(Collection entries)
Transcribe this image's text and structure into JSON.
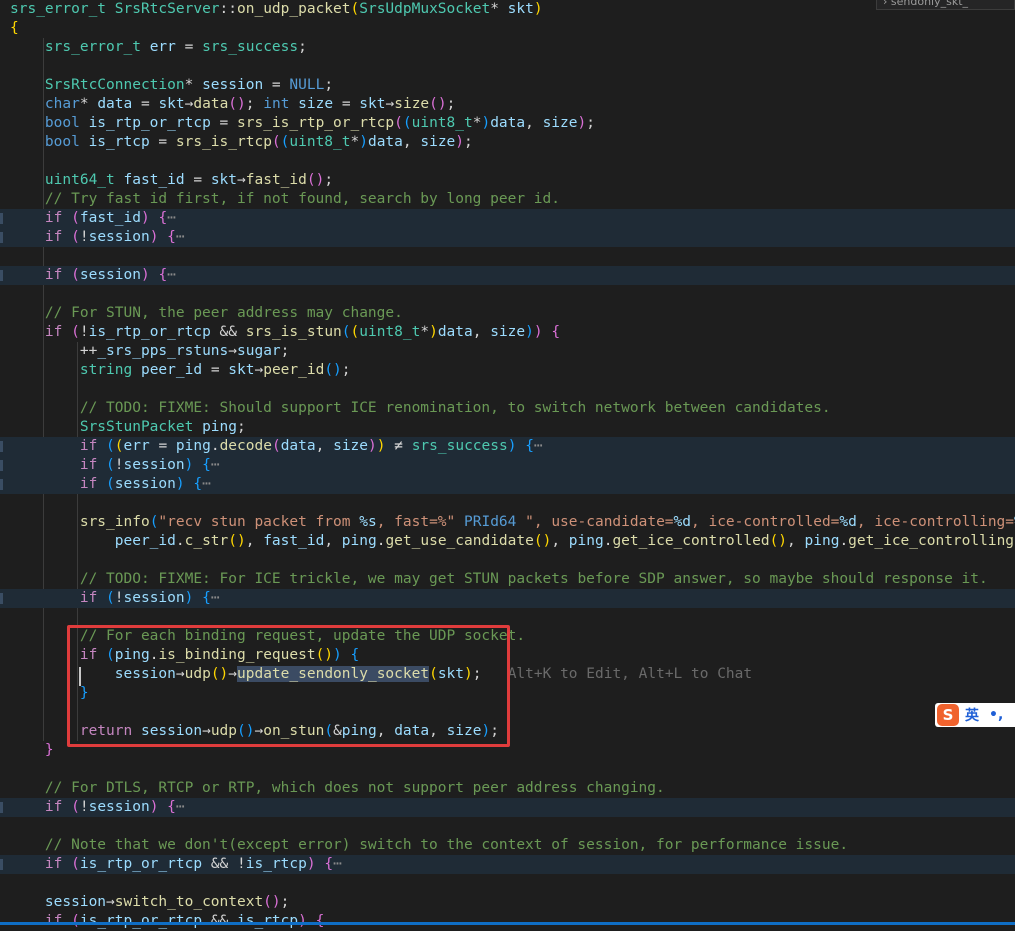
{
  "colors": {
    "background": "#1e1e1e",
    "keyword": "#c586c0",
    "type": "#4ec9b0",
    "function": "#dcdcaa",
    "variable": "#9cdcfe",
    "comment": "#6a9955",
    "string": "#ce9178",
    "punct": "#d4d4d4",
    "highlight_box": "#e03c3c"
  },
  "top_search": {
    "text": "› sendonly_skt_"
  },
  "inline_hint": "Alt+K to Edit, Alt+L to Chat",
  "ime": {
    "icon": "S",
    "lang": "英",
    "punct": "•,"
  },
  "code_lines": [
    "srs_error_t SrsRtcServer::on_udp_packet(SrsUdpMuxSocket* skt)",
    "{",
    "    srs_error_t err = srs_success;",
    "",
    "    SrsRtcConnection* session = NULL;",
    "    char* data = skt→data(); int size = skt→size();",
    "    bool is_rtp_or_rtcp = srs_is_rtp_or_rtcp((uint8_t*)data, size);",
    "    bool is_rtcp = srs_is_rtcp((uint8_t*)data, size);",
    "",
    "    uint64_t fast_id = skt→fast_id();",
    "    // Try fast id first, if not found, search by long peer id.",
    "    if (fast_id) {",
    "    if (!session) {",
    "",
    "    if (session) {",
    "",
    "    // For STUN, the peer address may change.",
    "    if (!is_rtp_or_rtcp && srs_is_stun((uint8_t*)data, size)) {",
    "        ++_srs_pps_rstuns→sugar;",
    "        string peer_id = skt→peer_id();",
    "",
    "        // TODO: FIXME: Should support ICE renomination, to switch network between candidates.",
    "        SrsStunPacket ping;",
    "        if ((err = ping.decode(data, size)) ≠ srs_success) {",
    "        if (!session) {",
    "        if (session) {",
    "",
    "        srs_info(\"recv stun packet from %s, fast=%\" PRId64 \", use-candidate=%d, ice-controlled=%d, ice-controlling=%d\",",
    "            peer_id.c_str(), fast_id, ping.get_use_candidate(), ping.get_ice_controlled(), ping.get_ice_controlling());",
    "",
    "        // TODO: FIXME: For ICE trickle, we may get STUN packets before SDP answer, so maybe should response it.",
    "        if (!session) {",
    "",
    "        // For each binding request, update the UDP socket.",
    "        if (ping.is_binding_request()) {",
    "            session→udp()→update_sendonly_socket(skt);",
    "        }",
    "",
    "        return session→udp()→on_stun(&ping, data, size);",
    "    }",
    "",
    "    // For DTLS, RTCP or RTP, which does not support peer address changing.",
    "    if (!session) {",
    "",
    "    // Note that we don't(except error) switch to the context of session, for performance issue.",
    "    if (is_rtp_or_rtcp && !is_rtcp) {",
    "",
    "    session→switch_to_context();",
    "    if (is_rtp_or_rtcp && is_rtcp) {"
  ]
}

*TASK:* List each line in the listing that contains the string "bool".

*REPLY:*
    "    bool is_rtp_or_rtcp = srs_is_rtp_or_rtcp((uint8_t*)data, size);",
    "    bool is_rtcp = srs_is_rtcp((uint8_t*)data, size);",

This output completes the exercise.